Task material:
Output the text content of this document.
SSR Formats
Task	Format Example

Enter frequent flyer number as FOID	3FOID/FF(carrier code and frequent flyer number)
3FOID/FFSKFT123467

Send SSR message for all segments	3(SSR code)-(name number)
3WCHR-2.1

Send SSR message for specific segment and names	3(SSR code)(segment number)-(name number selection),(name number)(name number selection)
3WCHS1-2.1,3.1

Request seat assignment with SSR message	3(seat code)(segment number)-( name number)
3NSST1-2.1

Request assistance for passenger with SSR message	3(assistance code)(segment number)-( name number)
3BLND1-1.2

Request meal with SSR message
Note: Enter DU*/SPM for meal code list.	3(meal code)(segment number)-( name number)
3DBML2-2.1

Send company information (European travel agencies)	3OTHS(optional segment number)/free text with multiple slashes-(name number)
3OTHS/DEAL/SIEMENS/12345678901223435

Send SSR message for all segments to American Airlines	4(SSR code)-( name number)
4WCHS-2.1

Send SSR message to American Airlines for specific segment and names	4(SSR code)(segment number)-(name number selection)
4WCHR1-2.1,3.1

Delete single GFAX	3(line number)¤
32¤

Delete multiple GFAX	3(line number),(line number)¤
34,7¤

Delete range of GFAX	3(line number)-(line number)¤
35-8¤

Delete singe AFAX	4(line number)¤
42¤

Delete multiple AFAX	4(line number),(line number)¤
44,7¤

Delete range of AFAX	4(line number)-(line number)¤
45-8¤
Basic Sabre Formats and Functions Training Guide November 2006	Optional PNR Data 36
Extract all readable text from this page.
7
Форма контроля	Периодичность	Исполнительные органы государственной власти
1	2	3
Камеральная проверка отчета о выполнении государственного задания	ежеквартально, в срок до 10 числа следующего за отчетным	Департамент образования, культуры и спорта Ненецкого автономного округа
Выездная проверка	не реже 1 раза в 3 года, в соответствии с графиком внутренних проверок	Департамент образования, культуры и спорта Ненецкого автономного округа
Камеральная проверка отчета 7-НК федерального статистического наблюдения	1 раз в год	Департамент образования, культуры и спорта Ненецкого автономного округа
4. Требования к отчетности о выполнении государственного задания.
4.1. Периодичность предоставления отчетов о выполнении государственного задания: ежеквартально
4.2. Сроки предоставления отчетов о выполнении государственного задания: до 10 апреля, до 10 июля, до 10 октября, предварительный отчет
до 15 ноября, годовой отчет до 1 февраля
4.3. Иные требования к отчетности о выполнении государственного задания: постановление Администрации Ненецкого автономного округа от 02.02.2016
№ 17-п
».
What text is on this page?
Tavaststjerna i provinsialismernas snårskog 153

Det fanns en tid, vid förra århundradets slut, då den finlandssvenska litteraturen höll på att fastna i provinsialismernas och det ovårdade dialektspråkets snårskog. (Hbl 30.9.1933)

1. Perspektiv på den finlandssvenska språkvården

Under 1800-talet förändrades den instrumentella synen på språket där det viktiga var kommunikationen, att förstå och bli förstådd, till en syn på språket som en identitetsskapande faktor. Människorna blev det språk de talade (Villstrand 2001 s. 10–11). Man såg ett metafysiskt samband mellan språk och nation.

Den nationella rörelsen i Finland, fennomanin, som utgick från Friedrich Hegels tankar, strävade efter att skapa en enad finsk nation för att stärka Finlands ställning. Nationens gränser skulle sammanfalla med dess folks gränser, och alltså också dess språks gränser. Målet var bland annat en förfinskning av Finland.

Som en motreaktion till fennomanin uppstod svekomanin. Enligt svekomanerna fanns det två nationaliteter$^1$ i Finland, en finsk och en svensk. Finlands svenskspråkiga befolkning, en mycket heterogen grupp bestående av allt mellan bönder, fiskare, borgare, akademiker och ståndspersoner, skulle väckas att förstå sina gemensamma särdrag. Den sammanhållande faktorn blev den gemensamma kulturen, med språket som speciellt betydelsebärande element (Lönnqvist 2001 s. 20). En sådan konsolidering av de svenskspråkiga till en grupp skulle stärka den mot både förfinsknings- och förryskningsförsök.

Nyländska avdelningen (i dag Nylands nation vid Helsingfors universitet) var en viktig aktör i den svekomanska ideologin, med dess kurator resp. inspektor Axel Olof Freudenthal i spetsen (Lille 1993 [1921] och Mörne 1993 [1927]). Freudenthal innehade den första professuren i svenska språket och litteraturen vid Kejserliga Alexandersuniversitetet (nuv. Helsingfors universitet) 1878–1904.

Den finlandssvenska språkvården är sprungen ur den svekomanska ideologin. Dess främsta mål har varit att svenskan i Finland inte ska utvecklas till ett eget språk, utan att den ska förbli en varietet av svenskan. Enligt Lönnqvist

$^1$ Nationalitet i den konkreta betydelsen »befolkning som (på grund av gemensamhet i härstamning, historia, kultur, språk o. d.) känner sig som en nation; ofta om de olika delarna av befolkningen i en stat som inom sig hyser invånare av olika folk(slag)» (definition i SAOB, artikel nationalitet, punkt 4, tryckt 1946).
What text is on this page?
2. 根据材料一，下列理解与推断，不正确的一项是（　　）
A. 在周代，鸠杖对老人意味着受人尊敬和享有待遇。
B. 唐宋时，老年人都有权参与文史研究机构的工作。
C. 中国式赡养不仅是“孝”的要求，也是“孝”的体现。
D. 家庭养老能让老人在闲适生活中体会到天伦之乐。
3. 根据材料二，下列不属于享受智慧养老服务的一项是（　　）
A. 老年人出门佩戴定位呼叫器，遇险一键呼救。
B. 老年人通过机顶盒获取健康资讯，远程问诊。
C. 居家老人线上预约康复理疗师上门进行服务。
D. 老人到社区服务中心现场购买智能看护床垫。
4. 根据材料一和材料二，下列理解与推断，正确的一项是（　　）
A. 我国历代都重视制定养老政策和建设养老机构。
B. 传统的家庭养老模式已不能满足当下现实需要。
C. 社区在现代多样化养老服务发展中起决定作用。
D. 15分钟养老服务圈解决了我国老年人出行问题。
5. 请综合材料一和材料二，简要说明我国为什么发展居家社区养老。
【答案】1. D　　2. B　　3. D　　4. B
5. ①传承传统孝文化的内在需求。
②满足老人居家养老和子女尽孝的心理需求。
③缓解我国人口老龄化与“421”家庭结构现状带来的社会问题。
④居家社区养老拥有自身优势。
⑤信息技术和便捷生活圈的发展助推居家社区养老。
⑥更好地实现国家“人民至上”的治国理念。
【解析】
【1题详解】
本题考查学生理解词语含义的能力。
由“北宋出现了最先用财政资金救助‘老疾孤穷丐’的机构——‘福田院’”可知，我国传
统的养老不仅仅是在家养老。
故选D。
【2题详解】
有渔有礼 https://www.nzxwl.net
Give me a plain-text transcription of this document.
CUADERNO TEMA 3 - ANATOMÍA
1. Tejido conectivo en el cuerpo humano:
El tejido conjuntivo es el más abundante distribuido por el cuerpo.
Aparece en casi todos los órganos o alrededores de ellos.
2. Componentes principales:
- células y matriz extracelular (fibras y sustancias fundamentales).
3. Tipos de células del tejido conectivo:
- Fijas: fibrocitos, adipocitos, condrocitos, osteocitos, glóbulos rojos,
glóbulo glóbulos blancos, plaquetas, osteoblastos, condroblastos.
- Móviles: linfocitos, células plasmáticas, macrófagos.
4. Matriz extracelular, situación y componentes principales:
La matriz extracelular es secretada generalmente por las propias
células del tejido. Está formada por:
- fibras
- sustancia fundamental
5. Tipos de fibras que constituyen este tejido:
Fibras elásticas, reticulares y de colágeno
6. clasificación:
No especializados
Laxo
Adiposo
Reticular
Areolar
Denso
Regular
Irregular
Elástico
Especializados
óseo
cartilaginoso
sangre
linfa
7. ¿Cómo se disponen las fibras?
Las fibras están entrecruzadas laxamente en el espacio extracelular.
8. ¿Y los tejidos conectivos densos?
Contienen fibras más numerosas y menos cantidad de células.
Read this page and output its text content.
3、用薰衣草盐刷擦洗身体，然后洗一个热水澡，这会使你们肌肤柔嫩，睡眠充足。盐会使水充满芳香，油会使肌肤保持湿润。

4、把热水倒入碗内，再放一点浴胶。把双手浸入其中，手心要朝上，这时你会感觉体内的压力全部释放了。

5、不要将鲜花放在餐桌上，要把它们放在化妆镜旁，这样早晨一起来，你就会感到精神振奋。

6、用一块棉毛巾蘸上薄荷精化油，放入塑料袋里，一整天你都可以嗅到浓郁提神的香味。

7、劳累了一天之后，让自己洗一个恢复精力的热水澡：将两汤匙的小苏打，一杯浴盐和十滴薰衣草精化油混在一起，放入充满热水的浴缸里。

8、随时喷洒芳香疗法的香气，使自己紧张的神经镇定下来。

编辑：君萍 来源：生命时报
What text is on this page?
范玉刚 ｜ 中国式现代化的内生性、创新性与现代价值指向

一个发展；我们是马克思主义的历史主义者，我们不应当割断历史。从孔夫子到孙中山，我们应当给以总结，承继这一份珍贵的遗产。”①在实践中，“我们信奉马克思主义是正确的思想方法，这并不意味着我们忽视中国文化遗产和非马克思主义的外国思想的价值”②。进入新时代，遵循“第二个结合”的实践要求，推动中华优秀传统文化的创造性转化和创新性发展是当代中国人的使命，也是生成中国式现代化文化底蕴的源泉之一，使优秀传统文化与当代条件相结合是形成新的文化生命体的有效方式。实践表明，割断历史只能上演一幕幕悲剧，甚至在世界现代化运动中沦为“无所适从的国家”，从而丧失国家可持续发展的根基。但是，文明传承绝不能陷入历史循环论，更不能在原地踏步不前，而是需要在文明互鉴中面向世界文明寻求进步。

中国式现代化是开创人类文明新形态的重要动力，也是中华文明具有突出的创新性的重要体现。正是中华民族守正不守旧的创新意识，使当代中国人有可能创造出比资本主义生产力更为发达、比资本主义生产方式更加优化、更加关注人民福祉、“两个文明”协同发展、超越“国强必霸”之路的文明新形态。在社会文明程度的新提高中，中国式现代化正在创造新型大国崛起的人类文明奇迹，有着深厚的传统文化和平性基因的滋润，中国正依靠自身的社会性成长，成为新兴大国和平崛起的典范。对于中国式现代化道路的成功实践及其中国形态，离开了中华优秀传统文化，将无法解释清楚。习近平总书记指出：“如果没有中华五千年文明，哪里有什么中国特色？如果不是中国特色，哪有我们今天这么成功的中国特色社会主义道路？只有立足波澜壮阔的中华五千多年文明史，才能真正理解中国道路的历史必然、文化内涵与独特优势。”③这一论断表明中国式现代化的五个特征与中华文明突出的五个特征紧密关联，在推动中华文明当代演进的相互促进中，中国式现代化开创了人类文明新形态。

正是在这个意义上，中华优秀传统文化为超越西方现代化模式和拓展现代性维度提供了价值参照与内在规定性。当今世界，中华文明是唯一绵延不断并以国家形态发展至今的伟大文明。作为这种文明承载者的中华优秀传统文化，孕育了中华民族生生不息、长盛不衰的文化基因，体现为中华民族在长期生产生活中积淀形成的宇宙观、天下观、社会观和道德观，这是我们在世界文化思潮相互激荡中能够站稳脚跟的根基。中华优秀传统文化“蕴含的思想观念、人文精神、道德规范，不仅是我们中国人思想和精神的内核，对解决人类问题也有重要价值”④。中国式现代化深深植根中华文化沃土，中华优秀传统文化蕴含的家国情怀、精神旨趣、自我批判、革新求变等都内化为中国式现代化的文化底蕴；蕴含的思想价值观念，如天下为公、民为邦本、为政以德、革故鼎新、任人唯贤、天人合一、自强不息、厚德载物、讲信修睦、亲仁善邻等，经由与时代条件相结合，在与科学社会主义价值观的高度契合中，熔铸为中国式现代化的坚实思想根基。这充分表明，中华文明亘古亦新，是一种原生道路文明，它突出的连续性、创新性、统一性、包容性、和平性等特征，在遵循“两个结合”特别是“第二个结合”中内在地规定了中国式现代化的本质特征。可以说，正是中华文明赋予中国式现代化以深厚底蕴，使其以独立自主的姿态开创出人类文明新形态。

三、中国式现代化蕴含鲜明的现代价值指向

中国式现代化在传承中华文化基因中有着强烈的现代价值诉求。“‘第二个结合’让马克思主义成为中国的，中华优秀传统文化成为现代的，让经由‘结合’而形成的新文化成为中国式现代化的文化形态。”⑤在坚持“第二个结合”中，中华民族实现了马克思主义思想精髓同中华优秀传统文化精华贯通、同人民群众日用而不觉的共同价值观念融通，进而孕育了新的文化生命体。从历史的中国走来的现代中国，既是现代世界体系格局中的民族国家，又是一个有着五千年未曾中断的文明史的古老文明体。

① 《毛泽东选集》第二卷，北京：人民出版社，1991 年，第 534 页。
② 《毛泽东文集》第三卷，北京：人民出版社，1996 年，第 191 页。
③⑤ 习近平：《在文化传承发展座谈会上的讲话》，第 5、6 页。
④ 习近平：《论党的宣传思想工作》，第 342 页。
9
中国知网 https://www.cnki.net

The exercise: Lines holding the word "selection" should be counted across the entries; state only how many there are.

Final result: 2